+++ Rows +++

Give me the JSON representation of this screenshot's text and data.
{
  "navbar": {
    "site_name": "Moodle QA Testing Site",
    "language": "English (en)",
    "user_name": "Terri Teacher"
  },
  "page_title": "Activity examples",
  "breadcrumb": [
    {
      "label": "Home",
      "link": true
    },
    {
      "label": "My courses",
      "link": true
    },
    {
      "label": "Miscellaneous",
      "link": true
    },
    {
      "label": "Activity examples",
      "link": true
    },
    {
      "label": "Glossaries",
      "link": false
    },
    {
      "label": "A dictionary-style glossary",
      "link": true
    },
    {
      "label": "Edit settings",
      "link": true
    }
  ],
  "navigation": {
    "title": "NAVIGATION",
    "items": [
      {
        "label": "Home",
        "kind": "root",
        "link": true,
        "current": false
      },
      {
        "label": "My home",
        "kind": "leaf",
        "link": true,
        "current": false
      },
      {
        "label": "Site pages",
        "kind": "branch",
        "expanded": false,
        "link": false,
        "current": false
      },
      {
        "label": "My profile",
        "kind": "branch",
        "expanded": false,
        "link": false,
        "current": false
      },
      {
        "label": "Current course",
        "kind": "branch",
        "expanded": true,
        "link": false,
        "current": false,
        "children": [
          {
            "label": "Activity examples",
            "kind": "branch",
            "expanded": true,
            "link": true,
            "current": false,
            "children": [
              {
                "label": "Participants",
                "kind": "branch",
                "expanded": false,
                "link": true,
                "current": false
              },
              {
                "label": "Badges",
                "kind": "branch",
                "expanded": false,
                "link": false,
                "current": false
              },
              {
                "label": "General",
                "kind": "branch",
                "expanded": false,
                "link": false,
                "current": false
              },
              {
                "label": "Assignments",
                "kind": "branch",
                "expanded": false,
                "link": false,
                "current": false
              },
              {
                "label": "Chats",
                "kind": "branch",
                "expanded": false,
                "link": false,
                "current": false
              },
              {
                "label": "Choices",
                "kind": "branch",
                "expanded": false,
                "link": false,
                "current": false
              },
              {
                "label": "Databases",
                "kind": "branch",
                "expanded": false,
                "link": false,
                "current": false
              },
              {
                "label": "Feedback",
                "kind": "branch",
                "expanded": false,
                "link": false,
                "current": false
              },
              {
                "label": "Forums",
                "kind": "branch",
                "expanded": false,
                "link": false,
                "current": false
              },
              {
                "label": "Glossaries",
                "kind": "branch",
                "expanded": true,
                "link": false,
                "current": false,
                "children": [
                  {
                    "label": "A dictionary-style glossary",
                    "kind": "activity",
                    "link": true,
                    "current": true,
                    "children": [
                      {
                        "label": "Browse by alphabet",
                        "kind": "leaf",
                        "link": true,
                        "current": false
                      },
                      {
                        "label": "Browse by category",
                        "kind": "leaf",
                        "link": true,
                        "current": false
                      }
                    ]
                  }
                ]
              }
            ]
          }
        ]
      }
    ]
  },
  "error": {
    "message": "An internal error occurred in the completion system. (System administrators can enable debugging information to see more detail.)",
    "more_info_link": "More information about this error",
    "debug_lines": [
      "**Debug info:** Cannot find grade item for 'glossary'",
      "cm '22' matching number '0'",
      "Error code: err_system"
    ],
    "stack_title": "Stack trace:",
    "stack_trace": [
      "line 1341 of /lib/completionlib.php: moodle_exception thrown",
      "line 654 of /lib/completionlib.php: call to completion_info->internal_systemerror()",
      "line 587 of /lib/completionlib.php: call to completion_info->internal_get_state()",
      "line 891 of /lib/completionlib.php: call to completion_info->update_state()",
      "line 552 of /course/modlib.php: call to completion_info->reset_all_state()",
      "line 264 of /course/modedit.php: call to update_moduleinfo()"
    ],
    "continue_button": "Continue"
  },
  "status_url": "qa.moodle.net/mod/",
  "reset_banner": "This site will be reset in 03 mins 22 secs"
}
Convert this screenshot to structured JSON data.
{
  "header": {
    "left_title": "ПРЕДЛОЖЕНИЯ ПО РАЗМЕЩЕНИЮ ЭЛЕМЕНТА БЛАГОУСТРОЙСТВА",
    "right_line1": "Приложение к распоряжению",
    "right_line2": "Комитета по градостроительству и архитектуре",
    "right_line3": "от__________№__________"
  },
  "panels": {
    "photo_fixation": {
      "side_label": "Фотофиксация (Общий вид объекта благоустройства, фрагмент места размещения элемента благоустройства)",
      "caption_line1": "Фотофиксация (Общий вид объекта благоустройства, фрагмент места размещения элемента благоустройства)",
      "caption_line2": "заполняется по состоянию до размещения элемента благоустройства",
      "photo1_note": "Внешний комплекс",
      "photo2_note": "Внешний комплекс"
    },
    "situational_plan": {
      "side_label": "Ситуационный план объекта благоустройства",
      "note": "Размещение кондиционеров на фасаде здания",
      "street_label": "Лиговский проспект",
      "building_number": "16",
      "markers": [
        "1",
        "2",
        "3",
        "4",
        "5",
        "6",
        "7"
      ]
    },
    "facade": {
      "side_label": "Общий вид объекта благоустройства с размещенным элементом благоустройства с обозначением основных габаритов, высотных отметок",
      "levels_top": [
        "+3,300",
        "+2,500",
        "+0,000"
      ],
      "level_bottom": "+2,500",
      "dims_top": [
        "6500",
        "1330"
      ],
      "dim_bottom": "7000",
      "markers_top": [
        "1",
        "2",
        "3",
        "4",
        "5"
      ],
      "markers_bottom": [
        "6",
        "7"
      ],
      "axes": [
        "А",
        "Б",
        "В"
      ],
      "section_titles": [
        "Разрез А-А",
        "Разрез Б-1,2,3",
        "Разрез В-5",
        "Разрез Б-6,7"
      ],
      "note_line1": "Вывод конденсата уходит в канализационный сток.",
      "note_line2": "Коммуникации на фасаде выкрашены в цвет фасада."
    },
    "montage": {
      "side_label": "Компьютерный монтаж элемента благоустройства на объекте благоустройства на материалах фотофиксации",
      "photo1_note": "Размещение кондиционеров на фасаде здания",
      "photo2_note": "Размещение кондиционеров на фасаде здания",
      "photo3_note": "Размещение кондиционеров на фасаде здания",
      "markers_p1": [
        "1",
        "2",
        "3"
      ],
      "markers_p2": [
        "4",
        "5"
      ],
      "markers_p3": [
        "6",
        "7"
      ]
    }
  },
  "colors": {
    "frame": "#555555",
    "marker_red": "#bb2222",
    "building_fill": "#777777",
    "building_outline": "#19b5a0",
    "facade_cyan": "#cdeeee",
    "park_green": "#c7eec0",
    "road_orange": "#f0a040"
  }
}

+++

:: Short exercise ::
Gather and copy every line of the data in which the string "Browse" is found.

:: Full solution ::
                        "label": "Browse by alphabet",
                        "label": "Browse by category",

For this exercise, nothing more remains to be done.